= PROBLEM REQUIREMENTS =
In your copy, include every line of the listing below exactly but none of the pictures.

= PROVIDED MATERIAL =
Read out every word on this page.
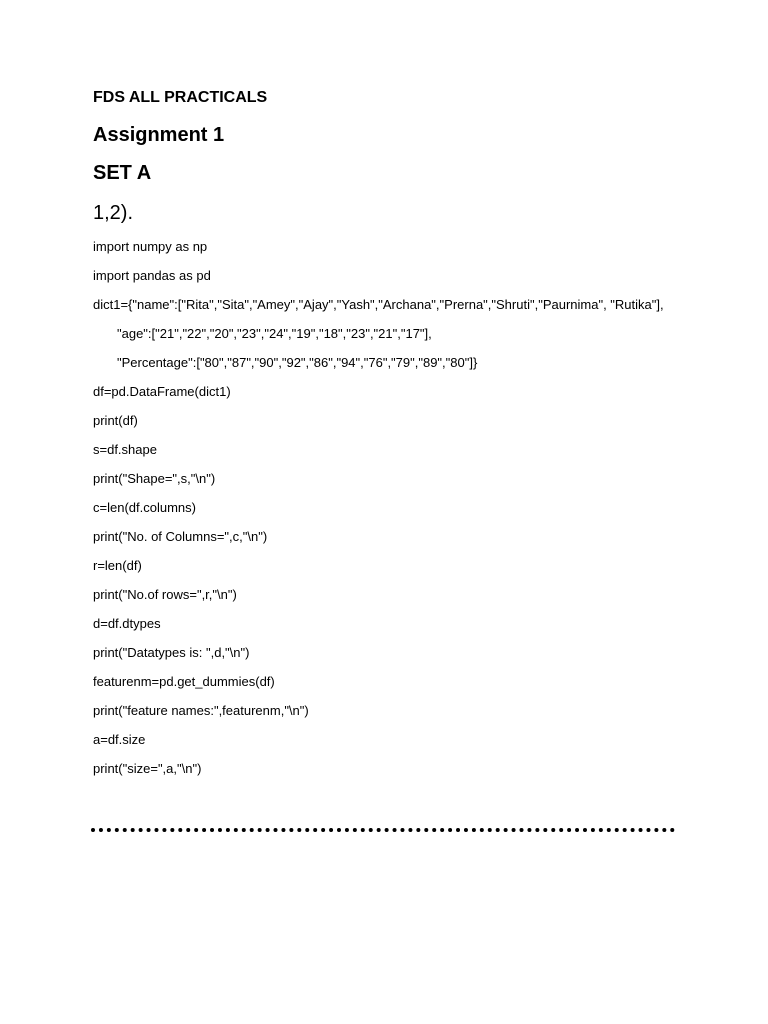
FDS ALL PRACTICALS
Assignment 1
SET A
1,2).

import numpy as np

import pandas as pd

dict1={"name":["Rita","Sita","Amey","Ajay","Yash","Archana","Prerna","Shruti","Paurnima", "Rutika"],

"age":["21","22","20","23","24","19","18","23","21","17"],

"Percentage":["80","87","90","92","86","94","76","79","89","80"]}

df=pd.DataFrame(dict1)

print(df)

s=df.shape

print("Shape=",s,"\n")

c=len(df.columns)

print("No. of Columns=",c,"\n")

r=len(df)

print("No.of rows=",r,"\n")

d=df.dtypes

print("Datatypes is: ",d,"\n")

featurenm=pd.get_dummies(df)

print("feature names:",featurenm,"\n")

a=df.size

print("size=",a,"\n")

= TASK ANSWER =
Read out every word on this page.
FDS ALL PRACTICALS
Assignment 1
SET A
1,2).

import numpy as np

import pandas as pd

dict1={"name":["Rita","Sita","Amey","Ajay","Yash","Archana","Prerna","Shruti","Paurnima", "Rutika"],

"age":["21","22","20","23","24","19","18","23","21","17"],

"Percentage":["80","87","90","92","86","94","76","79","89","80"]}

df=pd.DataFrame(dict1)

print(df)

s=df.shape

print("Shape=",s,"\n")

c=len(df.columns)

print("No. of Columns=",c,"\n")

r=len(df)

print("No.of rows=",r,"\n")

d=df.dtypes

print("Datatypes is: ",d,"\n")

featurenm=pd.get_dummies(df)

print("feature names:",featurenm,"\n")

a=df.size

print("size=",a,"\n")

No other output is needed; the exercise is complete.